**Stated goal:** Look through the listing below and give the number of lines that hold "Living". Say nothing more.

# # # # # # #

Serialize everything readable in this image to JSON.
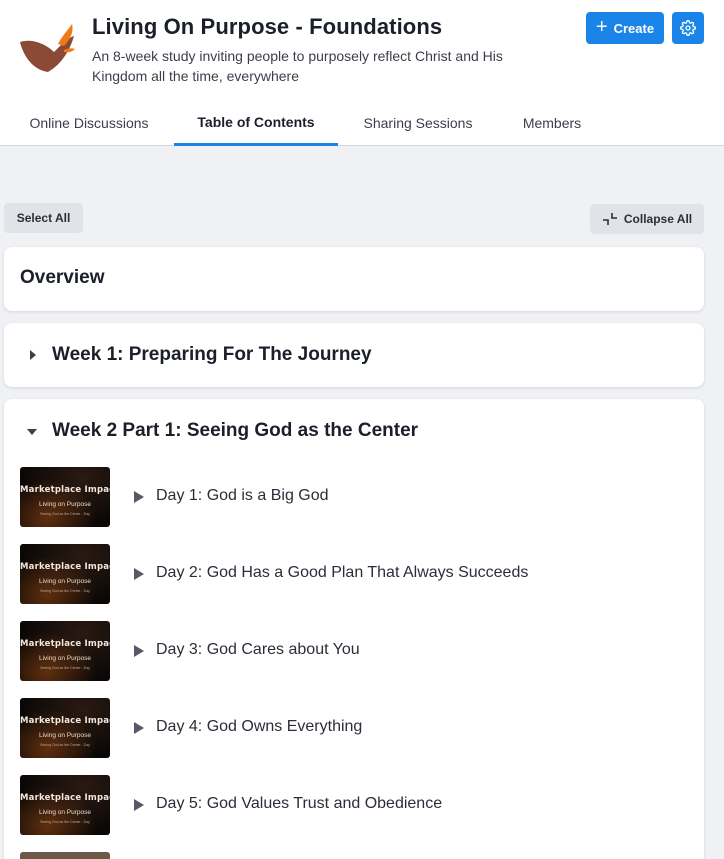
{
  "header": {
    "title": "Living On Purpose - Foundations",
    "description": "An 8-week study inviting people to purposely reflect Christ and His Kingdom all the time, everywhere",
    "create_label": "Create"
  },
  "tabs": [
    {
      "label": "Online Discussions",
      "active": false
    },
    {
      "label": "Table of Contents",
      "active": true
    },
    {
      "label": "Sharing Sessions",
      "active": false
    },
    {
      "label": "Members",
      "active": false
    }
  ],
  "toolbar": {
    "select_all_label": "Select All",
    "collapse_all_label": "Collapse All"
  },
  "sections": [
    {
      "title": "Overview",
      "expanded": false
    },
    {
      "title": "Week 1: Preparing For The Journey",
      "expanded": false
    },
    {
      "title": "Week 2 Part 1: Seeing God as the Center",
      "expanded": true
    }
  ],
  "lessons": [
    {
      "label": "Day 1: God is a Big God"
    },
    {
      "label": "Day 2: God Has a Good Plan That Always Succeeds"
    },
    {
      "label": "Day 3: God Cares about You"
    },
    {
      "label": "Day 4: God Owns Everything"
    },
    {
      "label": "Day 5: God Values Trust and Obedience"
    }
  ],
  "thumbnail": {
    "heading": "Marketplace Impact",
    "subheading": "Living on Purpose",
    "caption": "Seeing God as the Center - Day"
  },
  "colors": {
    "accent": "#1a84e8",
    "logo_brown": "#8a4a35",
    "logo_orange": "#f07a1a"
  },
  "icons": {
    "create": "plus-icon",
    "settings": "gear-icon",
    "collapse": "collapse-icon",
    "collapsed_section": "caret-right-icon",
    "expanded_section": "caret-down-icon",
    "lesson": "play-icon"
  }
}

# # # # # # #

**Exercise output:** 2